Every line below that has the string "term" needs to be copied.
┌────────
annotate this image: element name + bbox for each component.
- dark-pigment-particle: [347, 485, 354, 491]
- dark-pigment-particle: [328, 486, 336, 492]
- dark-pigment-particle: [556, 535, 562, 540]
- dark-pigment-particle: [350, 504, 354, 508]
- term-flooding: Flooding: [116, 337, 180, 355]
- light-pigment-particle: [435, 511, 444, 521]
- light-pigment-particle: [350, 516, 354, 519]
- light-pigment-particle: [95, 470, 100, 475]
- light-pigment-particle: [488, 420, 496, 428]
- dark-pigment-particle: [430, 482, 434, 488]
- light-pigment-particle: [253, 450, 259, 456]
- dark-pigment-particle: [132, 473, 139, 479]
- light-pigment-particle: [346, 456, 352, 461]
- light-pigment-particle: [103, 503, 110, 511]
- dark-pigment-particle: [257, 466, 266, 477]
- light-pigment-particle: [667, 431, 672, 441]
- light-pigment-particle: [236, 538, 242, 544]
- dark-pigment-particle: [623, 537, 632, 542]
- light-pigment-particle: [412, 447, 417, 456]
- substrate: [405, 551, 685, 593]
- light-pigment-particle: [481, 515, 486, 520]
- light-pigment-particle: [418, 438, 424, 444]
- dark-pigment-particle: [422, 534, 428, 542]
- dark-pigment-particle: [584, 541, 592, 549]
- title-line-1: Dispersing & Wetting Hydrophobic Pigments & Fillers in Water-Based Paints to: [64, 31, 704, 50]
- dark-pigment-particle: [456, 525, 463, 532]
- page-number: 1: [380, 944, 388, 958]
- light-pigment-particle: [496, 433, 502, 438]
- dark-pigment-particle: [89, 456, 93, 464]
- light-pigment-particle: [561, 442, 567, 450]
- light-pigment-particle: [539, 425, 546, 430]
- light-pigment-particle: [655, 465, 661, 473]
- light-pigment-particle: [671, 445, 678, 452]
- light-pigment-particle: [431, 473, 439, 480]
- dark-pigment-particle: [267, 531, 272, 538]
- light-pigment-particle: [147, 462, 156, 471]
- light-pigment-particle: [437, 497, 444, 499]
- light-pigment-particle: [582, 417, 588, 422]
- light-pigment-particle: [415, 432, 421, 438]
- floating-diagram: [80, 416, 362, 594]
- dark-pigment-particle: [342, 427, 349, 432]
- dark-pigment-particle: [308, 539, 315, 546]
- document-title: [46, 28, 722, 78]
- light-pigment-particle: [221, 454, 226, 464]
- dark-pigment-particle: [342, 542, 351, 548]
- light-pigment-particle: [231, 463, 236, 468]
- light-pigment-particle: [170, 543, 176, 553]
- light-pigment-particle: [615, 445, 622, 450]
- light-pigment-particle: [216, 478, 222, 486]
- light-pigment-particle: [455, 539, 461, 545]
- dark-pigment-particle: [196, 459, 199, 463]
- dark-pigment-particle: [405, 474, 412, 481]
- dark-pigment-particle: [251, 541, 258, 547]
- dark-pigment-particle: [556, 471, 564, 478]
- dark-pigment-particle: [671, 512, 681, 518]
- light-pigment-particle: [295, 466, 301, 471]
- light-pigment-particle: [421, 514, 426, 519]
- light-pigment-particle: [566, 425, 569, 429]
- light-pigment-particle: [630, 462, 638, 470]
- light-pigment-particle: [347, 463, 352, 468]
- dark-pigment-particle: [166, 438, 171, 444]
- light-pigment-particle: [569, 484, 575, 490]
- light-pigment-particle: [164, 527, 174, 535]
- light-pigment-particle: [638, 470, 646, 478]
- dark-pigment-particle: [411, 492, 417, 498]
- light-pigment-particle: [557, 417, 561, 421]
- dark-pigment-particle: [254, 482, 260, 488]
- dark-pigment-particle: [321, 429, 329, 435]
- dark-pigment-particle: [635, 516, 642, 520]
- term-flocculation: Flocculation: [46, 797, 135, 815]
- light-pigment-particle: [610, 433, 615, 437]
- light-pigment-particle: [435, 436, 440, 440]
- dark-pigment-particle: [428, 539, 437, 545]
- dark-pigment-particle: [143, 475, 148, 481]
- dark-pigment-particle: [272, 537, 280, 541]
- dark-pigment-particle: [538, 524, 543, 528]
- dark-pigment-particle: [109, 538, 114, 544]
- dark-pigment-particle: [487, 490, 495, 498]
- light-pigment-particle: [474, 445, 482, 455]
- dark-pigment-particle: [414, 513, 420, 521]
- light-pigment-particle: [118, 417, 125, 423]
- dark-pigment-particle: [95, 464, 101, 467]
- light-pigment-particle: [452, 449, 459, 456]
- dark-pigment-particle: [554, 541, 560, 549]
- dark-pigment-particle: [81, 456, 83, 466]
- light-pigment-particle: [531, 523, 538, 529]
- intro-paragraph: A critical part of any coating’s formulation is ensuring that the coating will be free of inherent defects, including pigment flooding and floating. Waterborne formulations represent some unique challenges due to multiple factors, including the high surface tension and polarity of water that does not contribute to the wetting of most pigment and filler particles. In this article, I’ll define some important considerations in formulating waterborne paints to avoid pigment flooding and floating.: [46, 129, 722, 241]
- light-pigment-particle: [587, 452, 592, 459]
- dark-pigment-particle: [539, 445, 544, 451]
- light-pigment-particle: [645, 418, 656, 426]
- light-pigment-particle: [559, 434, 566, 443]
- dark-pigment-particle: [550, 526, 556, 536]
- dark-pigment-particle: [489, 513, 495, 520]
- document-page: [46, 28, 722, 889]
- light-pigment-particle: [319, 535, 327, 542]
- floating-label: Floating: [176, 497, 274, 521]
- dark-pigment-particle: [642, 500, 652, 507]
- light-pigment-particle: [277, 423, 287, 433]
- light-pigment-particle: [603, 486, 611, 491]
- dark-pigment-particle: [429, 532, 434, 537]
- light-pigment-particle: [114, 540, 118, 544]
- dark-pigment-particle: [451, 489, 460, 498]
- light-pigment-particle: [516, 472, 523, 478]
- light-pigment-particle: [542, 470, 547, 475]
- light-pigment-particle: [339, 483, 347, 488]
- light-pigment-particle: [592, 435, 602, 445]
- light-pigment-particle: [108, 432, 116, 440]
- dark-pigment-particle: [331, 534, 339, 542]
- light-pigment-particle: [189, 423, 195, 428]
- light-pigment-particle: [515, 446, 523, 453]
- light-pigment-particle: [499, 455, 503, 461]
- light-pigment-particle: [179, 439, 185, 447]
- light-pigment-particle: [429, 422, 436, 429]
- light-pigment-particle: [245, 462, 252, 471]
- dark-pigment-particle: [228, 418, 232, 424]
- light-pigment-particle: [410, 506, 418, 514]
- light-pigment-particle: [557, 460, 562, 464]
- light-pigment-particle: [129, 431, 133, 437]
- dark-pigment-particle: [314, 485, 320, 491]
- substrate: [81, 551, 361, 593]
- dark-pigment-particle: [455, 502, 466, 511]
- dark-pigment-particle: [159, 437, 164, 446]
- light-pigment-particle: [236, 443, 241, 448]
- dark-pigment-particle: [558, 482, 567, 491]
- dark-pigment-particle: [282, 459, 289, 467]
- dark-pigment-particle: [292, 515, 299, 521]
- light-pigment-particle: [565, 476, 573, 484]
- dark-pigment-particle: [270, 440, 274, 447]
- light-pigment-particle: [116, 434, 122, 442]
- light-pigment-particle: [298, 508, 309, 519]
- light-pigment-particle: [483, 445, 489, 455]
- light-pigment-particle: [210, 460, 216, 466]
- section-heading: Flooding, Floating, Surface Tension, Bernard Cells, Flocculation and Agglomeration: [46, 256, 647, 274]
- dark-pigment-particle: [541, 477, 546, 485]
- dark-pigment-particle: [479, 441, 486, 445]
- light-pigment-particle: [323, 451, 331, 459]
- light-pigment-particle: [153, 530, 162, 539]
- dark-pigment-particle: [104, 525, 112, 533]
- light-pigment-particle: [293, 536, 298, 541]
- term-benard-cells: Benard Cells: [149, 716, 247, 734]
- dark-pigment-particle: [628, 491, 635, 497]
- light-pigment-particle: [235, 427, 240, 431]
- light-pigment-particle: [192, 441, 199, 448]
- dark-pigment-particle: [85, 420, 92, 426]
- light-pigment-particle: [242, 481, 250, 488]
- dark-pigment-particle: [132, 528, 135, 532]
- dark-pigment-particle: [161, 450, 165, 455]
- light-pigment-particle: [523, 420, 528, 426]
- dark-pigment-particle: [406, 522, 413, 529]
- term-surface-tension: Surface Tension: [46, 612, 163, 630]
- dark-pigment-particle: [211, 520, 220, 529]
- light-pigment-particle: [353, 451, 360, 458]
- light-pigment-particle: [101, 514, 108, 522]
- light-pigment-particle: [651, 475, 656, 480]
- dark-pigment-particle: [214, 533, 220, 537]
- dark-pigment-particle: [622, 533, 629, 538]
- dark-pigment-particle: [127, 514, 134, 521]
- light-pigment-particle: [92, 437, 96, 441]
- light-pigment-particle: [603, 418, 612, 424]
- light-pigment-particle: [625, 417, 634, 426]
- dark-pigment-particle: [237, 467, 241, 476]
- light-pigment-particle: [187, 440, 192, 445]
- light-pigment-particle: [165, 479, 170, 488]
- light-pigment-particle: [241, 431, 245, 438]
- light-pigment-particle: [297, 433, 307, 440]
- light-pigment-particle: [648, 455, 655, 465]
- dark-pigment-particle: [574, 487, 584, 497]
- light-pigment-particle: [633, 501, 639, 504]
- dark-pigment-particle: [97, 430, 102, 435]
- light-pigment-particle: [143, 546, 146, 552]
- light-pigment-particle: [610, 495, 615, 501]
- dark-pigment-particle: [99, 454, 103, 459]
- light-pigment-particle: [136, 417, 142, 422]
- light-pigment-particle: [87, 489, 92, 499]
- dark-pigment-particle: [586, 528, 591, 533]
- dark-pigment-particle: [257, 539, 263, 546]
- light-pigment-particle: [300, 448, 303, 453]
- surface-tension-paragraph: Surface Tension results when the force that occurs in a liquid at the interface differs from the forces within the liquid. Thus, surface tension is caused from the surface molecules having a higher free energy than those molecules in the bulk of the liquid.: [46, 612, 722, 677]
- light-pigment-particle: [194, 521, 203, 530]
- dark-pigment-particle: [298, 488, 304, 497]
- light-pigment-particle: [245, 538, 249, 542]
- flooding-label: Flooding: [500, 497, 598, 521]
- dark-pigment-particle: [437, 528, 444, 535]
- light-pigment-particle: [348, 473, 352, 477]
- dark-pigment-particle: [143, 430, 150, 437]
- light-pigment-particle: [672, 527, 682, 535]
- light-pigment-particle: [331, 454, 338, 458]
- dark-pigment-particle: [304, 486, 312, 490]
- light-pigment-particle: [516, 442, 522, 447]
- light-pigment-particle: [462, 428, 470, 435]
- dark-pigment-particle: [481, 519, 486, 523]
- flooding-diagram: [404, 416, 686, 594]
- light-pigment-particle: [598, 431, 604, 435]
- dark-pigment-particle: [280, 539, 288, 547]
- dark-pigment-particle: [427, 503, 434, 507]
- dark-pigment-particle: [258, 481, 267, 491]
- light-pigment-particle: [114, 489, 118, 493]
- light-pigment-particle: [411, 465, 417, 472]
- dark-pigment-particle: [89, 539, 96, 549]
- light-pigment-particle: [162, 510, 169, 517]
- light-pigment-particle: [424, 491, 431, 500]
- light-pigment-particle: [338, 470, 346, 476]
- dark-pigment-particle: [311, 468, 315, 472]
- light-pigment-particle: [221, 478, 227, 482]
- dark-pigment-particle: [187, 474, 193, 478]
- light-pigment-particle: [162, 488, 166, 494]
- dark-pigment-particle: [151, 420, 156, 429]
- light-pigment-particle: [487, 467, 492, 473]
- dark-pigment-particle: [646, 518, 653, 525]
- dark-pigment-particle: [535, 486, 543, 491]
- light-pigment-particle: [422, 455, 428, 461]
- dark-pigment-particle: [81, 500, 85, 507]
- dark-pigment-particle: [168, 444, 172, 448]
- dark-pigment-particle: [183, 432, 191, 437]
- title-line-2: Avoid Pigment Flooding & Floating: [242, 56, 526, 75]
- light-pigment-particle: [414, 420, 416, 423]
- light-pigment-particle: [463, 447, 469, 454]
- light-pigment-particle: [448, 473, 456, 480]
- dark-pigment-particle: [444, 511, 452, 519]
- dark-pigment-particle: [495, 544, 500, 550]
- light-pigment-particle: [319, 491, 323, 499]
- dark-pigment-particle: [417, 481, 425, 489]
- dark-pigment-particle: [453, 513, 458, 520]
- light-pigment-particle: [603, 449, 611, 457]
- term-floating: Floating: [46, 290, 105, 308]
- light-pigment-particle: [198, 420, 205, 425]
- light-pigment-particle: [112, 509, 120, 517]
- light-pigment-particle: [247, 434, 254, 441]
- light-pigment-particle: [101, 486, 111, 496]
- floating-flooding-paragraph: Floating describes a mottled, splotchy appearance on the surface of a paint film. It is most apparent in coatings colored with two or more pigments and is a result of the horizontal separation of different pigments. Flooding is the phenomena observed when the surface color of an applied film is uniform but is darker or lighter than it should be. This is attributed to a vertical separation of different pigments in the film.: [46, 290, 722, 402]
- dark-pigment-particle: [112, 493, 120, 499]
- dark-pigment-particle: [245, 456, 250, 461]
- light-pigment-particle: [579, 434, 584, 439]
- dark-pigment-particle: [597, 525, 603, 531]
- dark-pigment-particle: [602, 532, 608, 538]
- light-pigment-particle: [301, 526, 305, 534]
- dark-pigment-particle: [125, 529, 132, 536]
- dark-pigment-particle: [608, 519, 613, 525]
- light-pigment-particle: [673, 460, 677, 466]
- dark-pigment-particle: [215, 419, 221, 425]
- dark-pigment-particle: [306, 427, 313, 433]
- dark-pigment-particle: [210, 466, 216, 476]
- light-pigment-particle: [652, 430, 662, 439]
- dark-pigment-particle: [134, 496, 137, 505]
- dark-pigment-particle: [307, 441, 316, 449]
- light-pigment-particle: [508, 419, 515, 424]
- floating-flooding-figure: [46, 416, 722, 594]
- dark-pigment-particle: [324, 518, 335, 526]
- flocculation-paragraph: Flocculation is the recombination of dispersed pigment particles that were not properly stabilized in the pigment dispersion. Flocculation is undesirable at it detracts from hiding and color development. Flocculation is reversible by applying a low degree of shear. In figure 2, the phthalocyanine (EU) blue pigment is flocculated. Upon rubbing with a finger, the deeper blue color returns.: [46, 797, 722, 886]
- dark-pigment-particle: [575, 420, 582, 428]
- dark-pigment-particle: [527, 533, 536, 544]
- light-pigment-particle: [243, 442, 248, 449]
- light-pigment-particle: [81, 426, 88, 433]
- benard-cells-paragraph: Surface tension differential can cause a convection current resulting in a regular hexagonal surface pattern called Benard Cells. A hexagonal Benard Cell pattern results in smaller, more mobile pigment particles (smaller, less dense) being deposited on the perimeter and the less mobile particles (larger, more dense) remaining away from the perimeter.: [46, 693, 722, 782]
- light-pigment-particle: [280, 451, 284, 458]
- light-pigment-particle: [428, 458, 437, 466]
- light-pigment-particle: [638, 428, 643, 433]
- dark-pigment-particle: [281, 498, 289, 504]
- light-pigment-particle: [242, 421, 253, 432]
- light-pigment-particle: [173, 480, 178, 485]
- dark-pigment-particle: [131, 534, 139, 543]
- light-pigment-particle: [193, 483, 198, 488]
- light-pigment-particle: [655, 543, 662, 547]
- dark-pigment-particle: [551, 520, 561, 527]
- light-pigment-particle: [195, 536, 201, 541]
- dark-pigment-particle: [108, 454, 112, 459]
└────────
Solution to this exercise =
- term-flooding: Flooding: [116, 337, 180, 355]
- term-flocculation: Flocculation: [46, 797, 135, 815]
- term-benard-cells: Benard Cells: [149, 716, 247, 734]
- term-surface-tension: Surface Tension: [46, 612, 163, 630]
- term-floating: Floating: [46, 290, 105, 308]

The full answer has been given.